--- Records shown ---

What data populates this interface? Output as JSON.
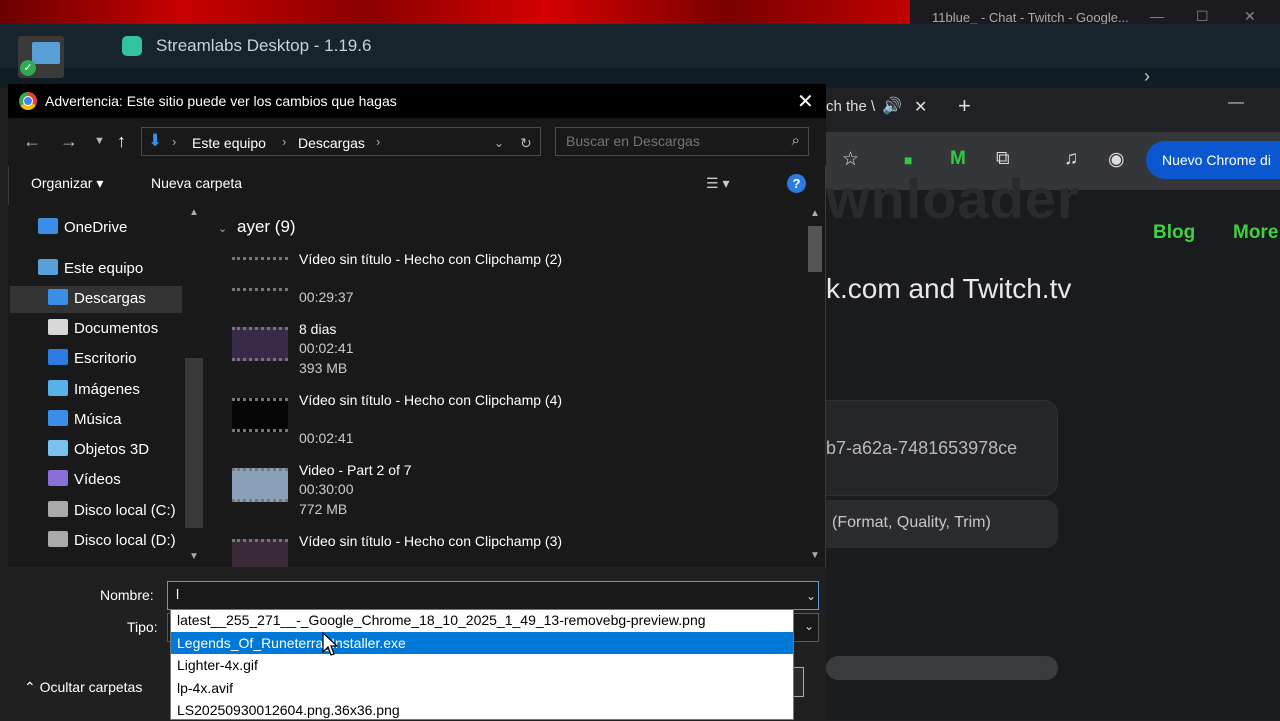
{
  "twitch_window": {
    "title": "11blue_ - Chat - Twitch - Google..."
  },
  "streamlabs": {
    "title": "Streamlabs Desktop - 1.19.6"
  },
  "background_chrome": {
    "tab_fragment": "ch the \\",
    "button": "Nuevo Chrome di",
    "heading_ghost": "wnloader",
    "nav": [
      "Blog",
      "More"
    ],
    "subtitle": "k.com and Twitch.tv",
    "uuid": "b7-a62a-7481653978ce",
    "options": "(Format, Quality, Trim)"
  },
  "dialog": {
    "title": "Advertencia: Este sitio puede ver los cambios que hagas",
    "breadcrumb": [
      "Este equipo",
      "Descargas"
    ],
    "search_placeholder": "Buscar en Descargas",
    "commands": {
      "organize": "Organizar ▾",
      "new_folder": "Nueva carpeta"
    },
    "sidebar": [
      {
        "label": "OneDrive",
        "icon": "cloud-icon",
        "color": "#3a8ee6"
      },
      {
        "label": "Este equipo",
        "icon": "pc-icon",
        "color": "#5aa0d8"
      },
      {
        "label": "Descargas",
        "icon": "download-icon",
        "color": "#3a8ee6"
      },
      {
        "label": "Documentos",
        "icon": "document-icon",
        "color": "#d8d8d8"
      },
      {
        "label": "Escritorio",
        "icon": "desktop-icon",
        "color": "#2d7be0"
      },
      {
        "label": "Imágenes",
        "icon": "pictures-icon",
        "color": "#5ab0e8"
      },
      {
        "label": "Música",
        "icon": "music-icon",
        "color": "#3a8ee6"
      },
      {
        "label": "Objetos 3D",
        "icon": "cube-icon",
        "color": "#7ac0f0"
      },
      {
        "label": "Vídeos",
        "icon": "video-icon",
        "color": "#8a6fd8"
      },
      {
        "label": "Disco local (C:)",
        "icon": "drive-icon",
        "color": "#aaaaaa"
      },
      {
        "label": "Disco local (D:)",
        "icon": "drive-icon",
        "color": "#aaaaaa"
      }
    ],
    "group_header": "ayer (9)",
    "files": [
      {
        "name": "Vídeo sin título - Hecho con Clipchamp (2)",
        "meta1": "00:29:37",
        "meta2": ""
      },
      {
        "name": "8 dias",
        "meta1": "00:02:41",
        "meta2": "393 MB"
      },
      {
        "name": "Vídeo sin título - Hecho con Clipchamp (4)",
        "meta1": "00:02:41",
        "meta2": ""
      },
      {
        "name": "Video - Part 2 of 7",
        "meta1": "00:30:00",
        "meta2": "772 MB"
      },
      {
        "name": "Vídeo sin título - Hecho con Clipchamp (3)",
        "meta1": "",
        "meta2": ""
      }
    ],
    "name_label": "Nombre:",
    "name_value": "l",
    "type_label": "Tipo:",
    "hide_folders": "Ocultar carpetas",
    "autocomplete": [
      "latest__255_271__-_Google_Chrome_18_10_2025_1_49_13-removebg-preview.png",
      "Legends_Of_Runeterra_Installer.exe",
      "Lighter-4x.gif",
      "lp-4x.avif",
      "LS20250930012604.png.36x36.png"
    ],
    "autocomplete_selected_index": 1
  }
}
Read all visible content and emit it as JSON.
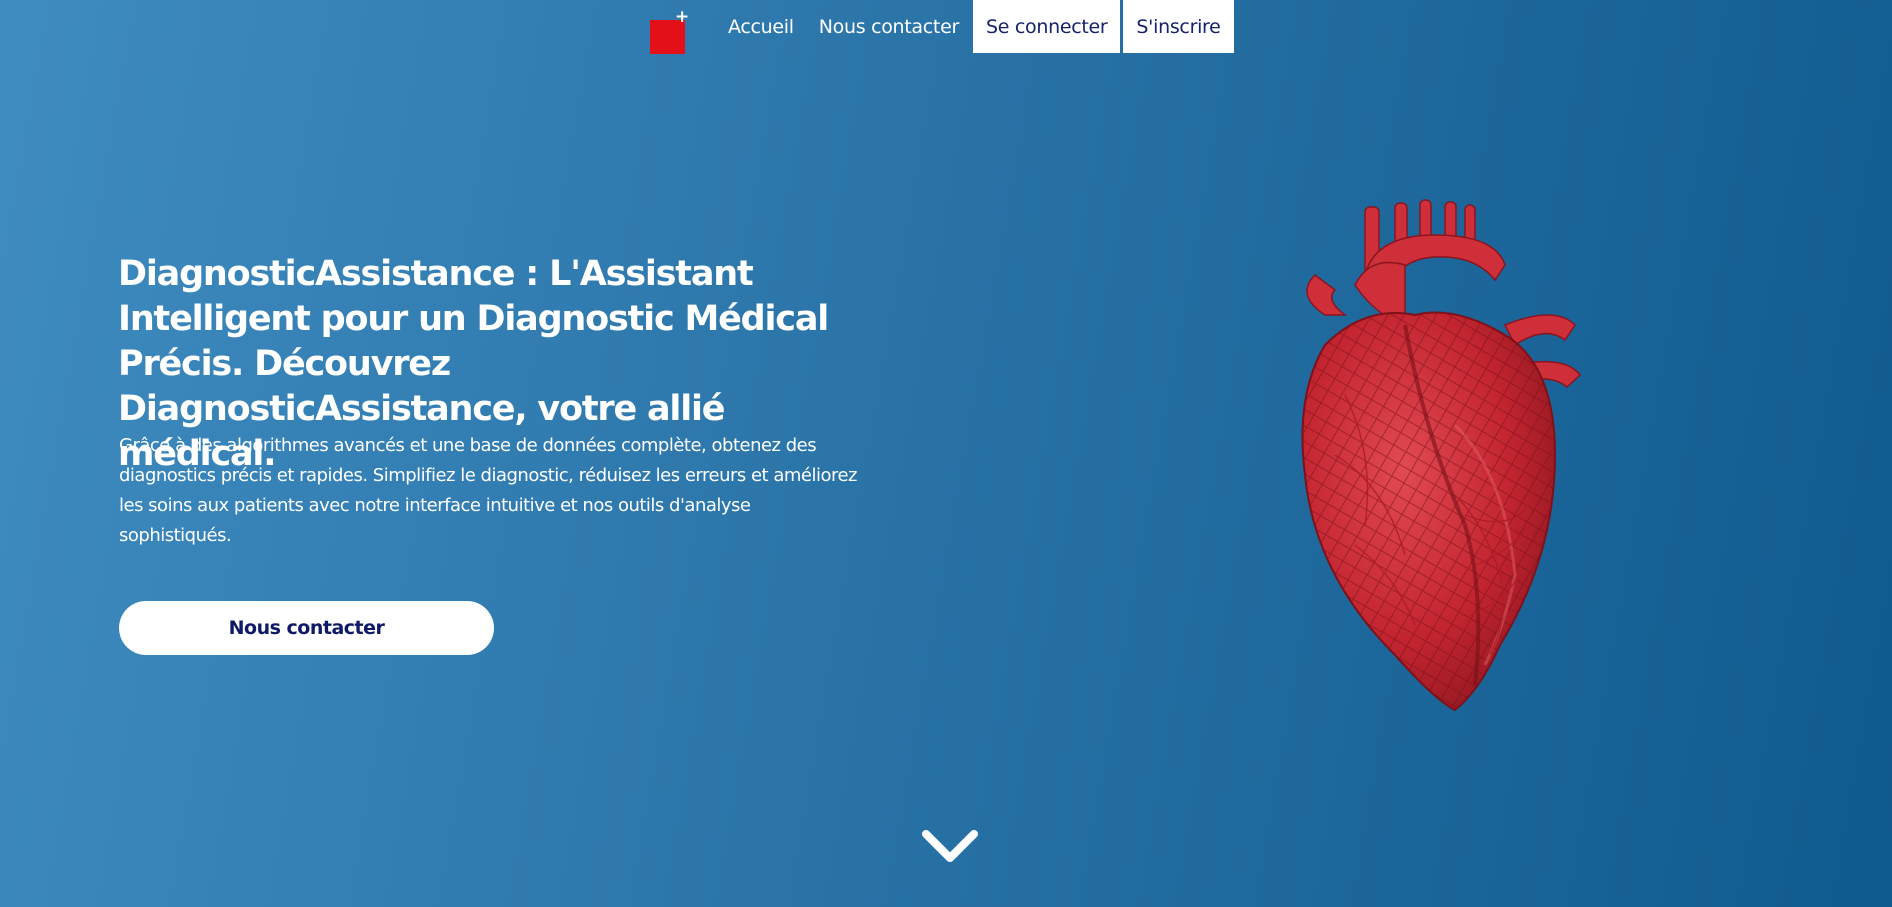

---

Every line of the listing that includes "Hecho" must be shown.

        "name": "Vídeo sin título - Hecho con Clipchamp (2)",
        "name": "Vídeo sin título - Hecho con Clipchamp (4)",
        "name": "Vídeo sin título - Hecho con Clipchamp (3)",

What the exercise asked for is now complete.